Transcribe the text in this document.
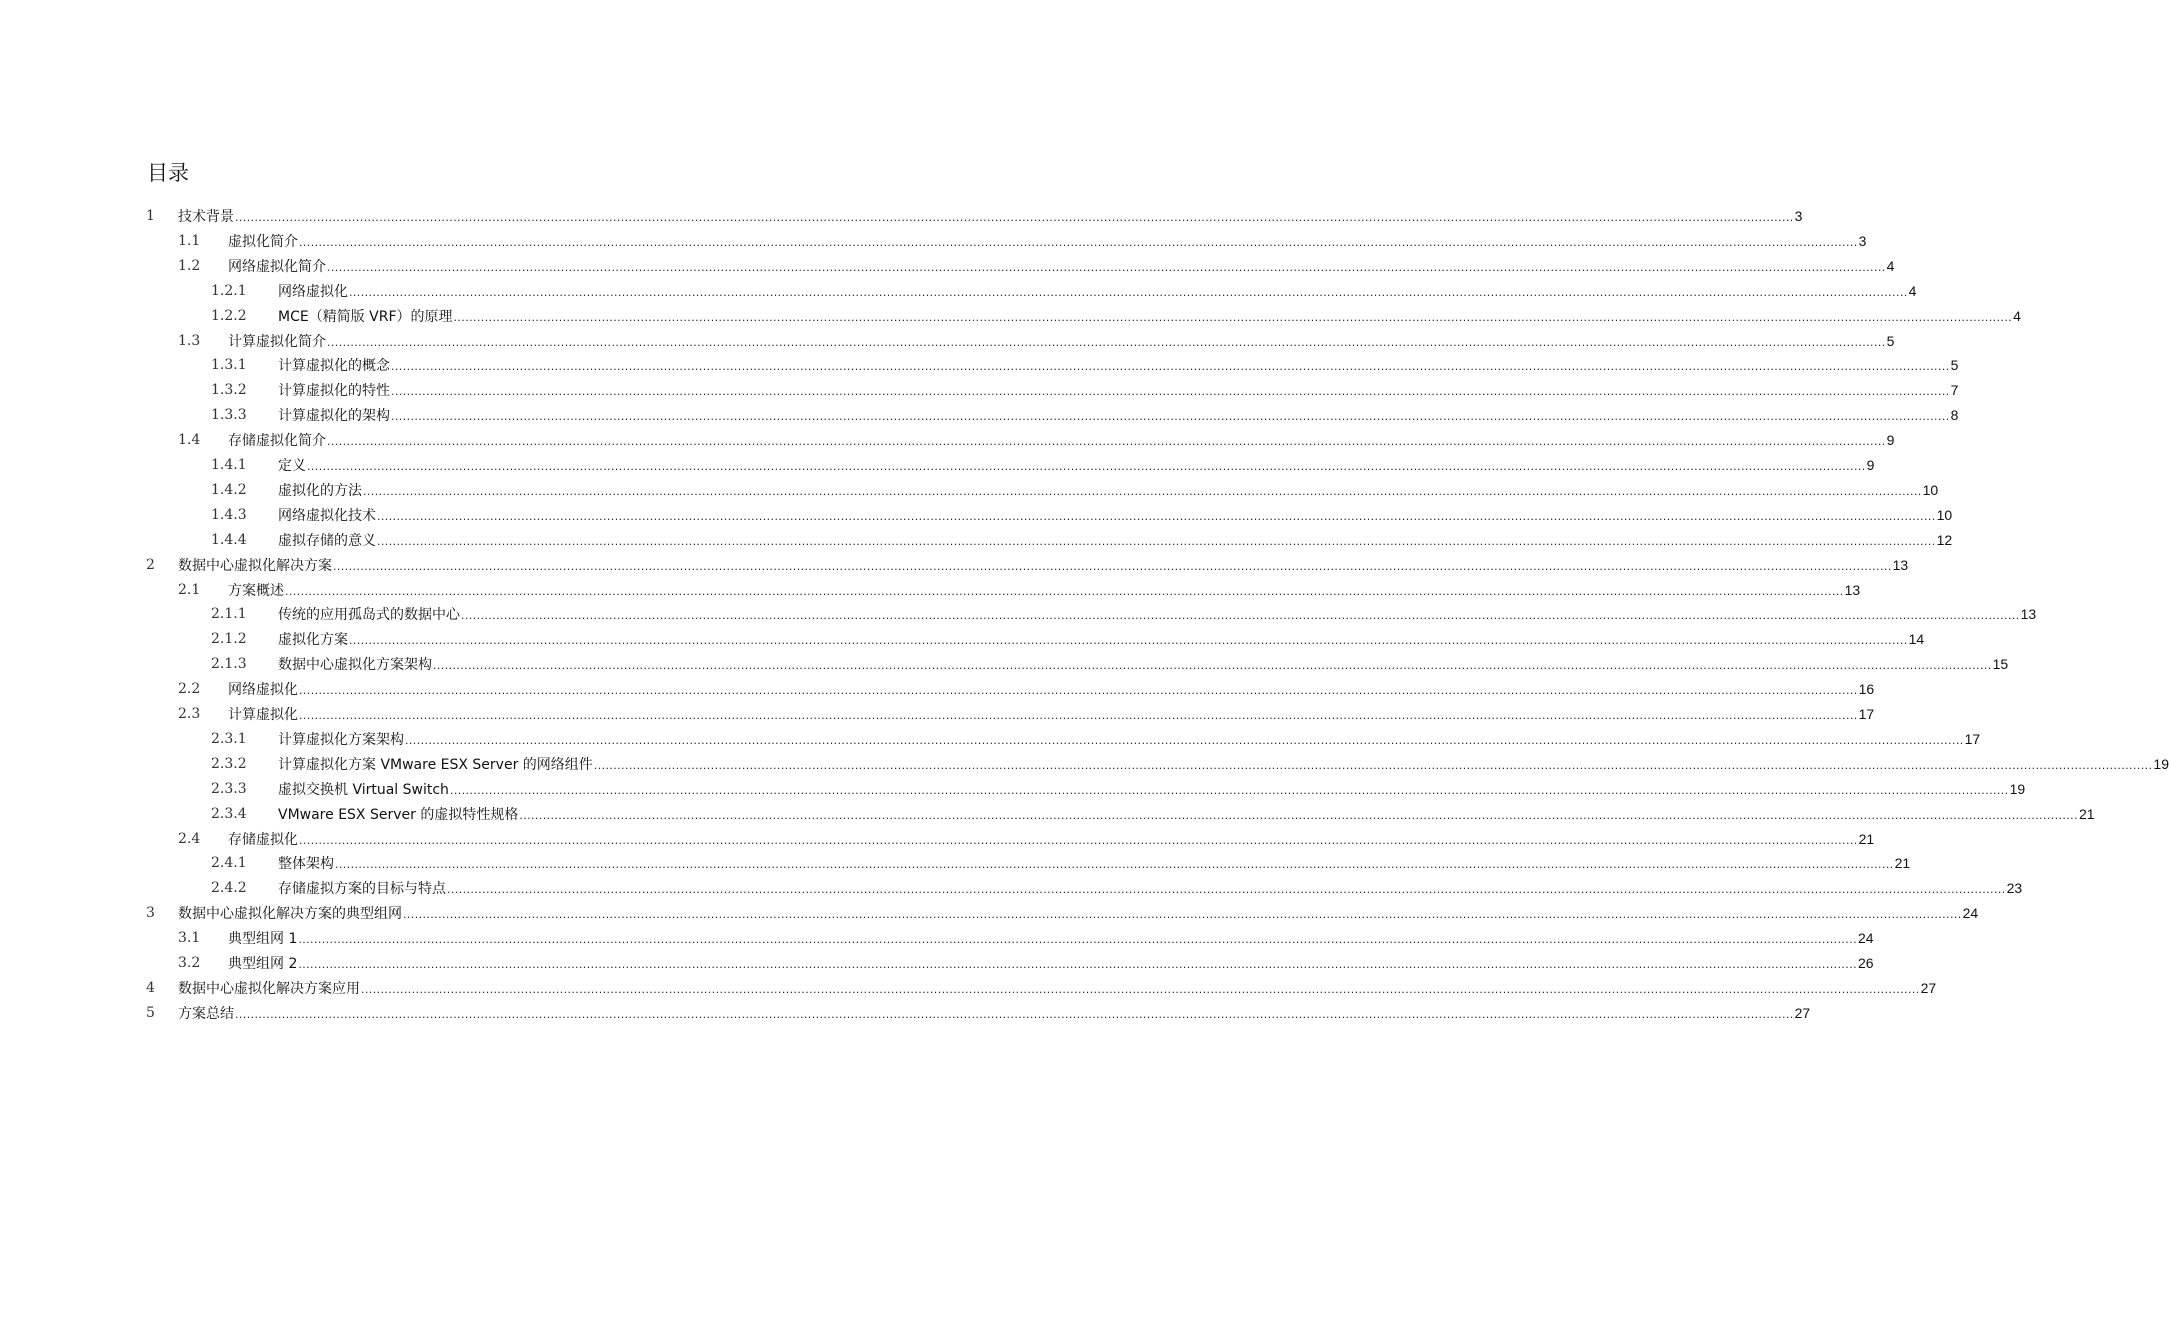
目录
1 技术背景 ................................................................................................................................................................................................................................................................................................................................................................................................................ 3
1.1 虚拟化简介 ................................................................................................................................................................................................................................................................................................................................................................................................................ 3
1.2 网络虚拟化简介 ................................................................................................................................................................................................................................................................................................................................................................................................................ 4
1.2.1 网络虚拟化 ................................................................................................................................................................................................................................................................................................................................................................................................................ 4
1.2.2 MCE（精简版 VRF）的原理 ................................................................................................................................................................................................................................................................................................................................................................................................................ 4
1.3 计算虚拟化简介 ................................................................................................................................................................................................................................................................................................................................................................................................................ 5
1.3.1 计算虚拟化的概念 ................................................................................................................................................................................................................................................................................................................................................................................................................ 5
1.3.2 计算虚拟化的特性 ................................................................................................................................................................................................................................................................................................................................................................................................................ 7
1.3.3 计算虚拟化的架构 ................................................................................................................................................................................................................................................................................................................................................................................................................ 8
1.4 存储虚拟化简介 ................................................................................................................................................................................................................................................................................................................................................................................................................ 9
1.4.1 定义 ................................................................................................................................................................................................................................................................................................................................................................................................................ 9
1.4.2 虚拟化的方法 ................................................................................................................................................................................................................................................................................................................................................................................................................ 10
1.4.3 网络虚拟化技术 ................................................................................................................................................................................................................................................................................................................................................................................................................ 10
1.4.4 虚拟存储的意义 ................................................................................................................................................................................................................................................................................................................................................................................................................ 12
2 数据中心虚拟化解决方案 ................................................................................................................................................................................................................................................................................................................................................................................................................ 13
2.1 方案概述 ................................................................................................................................................................................................................................................................................................................................................................................................................ 13
2.1.1 传统的应用孤岛式的数据中心 ................................................................................................................................................................................................................................................................................................................................................................................................................ 13
2.1.2 虚拟化方案 ................................................................................................................................................................................................................................................................................................................................................................................................................ 14
2.1.3 数据中心虚拟化方案架构 ................................................................................................................................................................................................................................................................................................................................................................................................................ 15
2.2 网络虚拟化 ................................................................................................................................................................................................................................................................................................................................................................................................................ 16
2.3 计算虚拟化 ................................................................................................................................................................................................................................................................................................................................................................................................................ 17
2.3.1 计算虚拟化方案架构 ................................................................................................................................................................................................................................................................................................................................................................................................................ 17
2.3.2 计算虚拟化方案 VMware ESX Server 的网络组件 ................................................................................................................................................................................................................................................................................................................................................................................................................ 19
2.3.3 虚拟交换机 Virtual Switch ................................................................................................................................................................................................................................................................................................................................................................................................................ 19
2.3.4 VMware ESX Server 的虚拟特性规格 ................................................................................................................................................................................................................................................................................................................................................................................................................ 21
2.4 存储虚拟化 ................................................................................................................................................................................................................................................................................................................................................................................................................ 21
2.4.1 整体架构 ................................................................................................................................................................................................................................................................................................................................................................................................................ 21
2.4.2 存储虚拟方案的目标与特点 ................................................................................................................................................................................................................................................................................................................................................................................................................ 23
3 数据中心虚拟化解决方案的典型组网 ................................................................................................................................................................................................................................................................................................................................................................................................................ 24
3.1 典型组网 1 ................................................................................................................................................................................................................................................................................................................................................................................................................ 24
3.2 典型组网 2 ................................................................................................................................................................................................................................................................................................................................................................................................................ 26
4 数据中心虚拟化解决方案应用 ................................................................................................................................................................................................................................................................................................................................................................................................................ 27
5 方案总结 ................................................................................................................................................................................................................................................................................................................................................................................................................ 27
* * * * *
→ **JOB**:
Copy out all the data exactly; skip the pictures.

→ **OUTPUT BELOW**:
Transcribe the text in this document.
目录
1 技术背景 ................................................................................................................................................................................................................................................................................................................................................................................................................ 3
1.1 虚拟化简介 ................................................................................................................................................................................................................................................................................................................................................................................................................ 3
1.2 网络虚拟化简介 ................................................................................................................................................................................................................................................................................................................................................................................................................ 4
1.2.1 网络虚拟化 ................................................................................................................................................................................................................................................................................................................................................................................................................ 4
1.2.2 MCE（精简版 VRF）的原理 ................................................................................................................................................................................................................................................................................................................................................................................................................ 4
1.3 计算虚拟化简介 ................................................................................................................................................................................................................................................................................................................................................................................................................ 5
1.3.1 计算虚拟化的概念 ................................................................................................................................................................................................................................................................................................................................................................................................................ 5
1.3.2 计算虚拟化的特性 ................................................................................................................................................................................................................................................................................................................................................................................................................ 7
1.3.3 计算虚拟化的架构 ................................................................................................................................................................................................................................................................................................................................................................................................................ 8
1.4 存储虚拟化简介 ................................................................................................................................................................................................................................................................................................................................................................................................................ 9
1.4.1 定义 ................................................................................................................................................................................................................................................................................................................................................................................................................ 9
1.4.2 虚拟化的方法 ................................................................................................................................................................................................................................................................................................................................................................................................................ 10
1.4.3 网络虚拟化技术 ................................................................................................................................................................................................................................................................................................................................................................................................................ 10
1.4.4 虚拟存储的意义 ................................................................................................................................................................................................................................................................................................................................................................................................................ 12
2 数据中心虚拟化解决方案 ................................................................................................................................................................................................................................................................................................................................................................................................................ 13
2.1 方案概述 ................................................................................................................................................................................................................................................................................................................................................................................................................ 13
2.1.1 传统的应用孤岛式的数据中心 ................................................................................................................................................................................................................................................................................................................................................................................................................ 13
2.1.2 虚拟化方案 ................................................................................................................................................................................................................................................................................................................................................................................................................ 14
2.1.3 数据中心虚拟化方案架构 ................................................................................................................................................................................................................................................................................................................................................................................................................ 15
2.2 网络虚拟化 ................................................................................................................................................................................................................................................................................................................................................................................................................ 16
2.3 计算虚拟化 ................................................................................................................................................................................................................................................................................................................................................................................................................ 17
2.3.1 计算虚拟化方案架构 ................................................................................................................................................................................................................................................................................................................................................................................................................ 17
2.3.2 计算虚拟化方案 VMware ESX Server 的网络组件 ................................................................................................................................................................................................................................................................................................................................................................................................................ 19
2.3.3 虚拟交换机 Virtual Switch ................................................................................................................................................................................................................................................................................................................................................................................................................ 19
2.3.4 VMware ESX Server 的虚拟特性规格 ................................................................................................................................................................................................................................................................................................................................................................................................................ 21
2.4 存储虚拟化 ................................................................................................................................................................................................................................................................................................................................................................................................................ 21
2.4.1 整体架构 ................................................................................................................................................................................................................................................................................................................................................................................................................ 21
2.4.2 存储虚拟方案的目标与特点 ................................................................................................................................................................................................................................................................................................................................................................................................................ 23
3 数据中心虚拟化解决方案的典型组网 ................................................................................................................................................................................................................................................................................................................................................................................................................ 24
3.1 典型组网 1 ................................................................................................................................................................................................................................................................................................................................................................................................................ 24
3.2 典型组网 2 ................................................................................................................................................................................................................................................................................................................................................................................................................ 26
4 数据中心虚拟化解决方案应用 ................................................................................................................................................................................................................................................................................................................................................................................................................ 27
5 方案总结 ................................................................................................................................................................................................................................................................................................................................................................................................................ 27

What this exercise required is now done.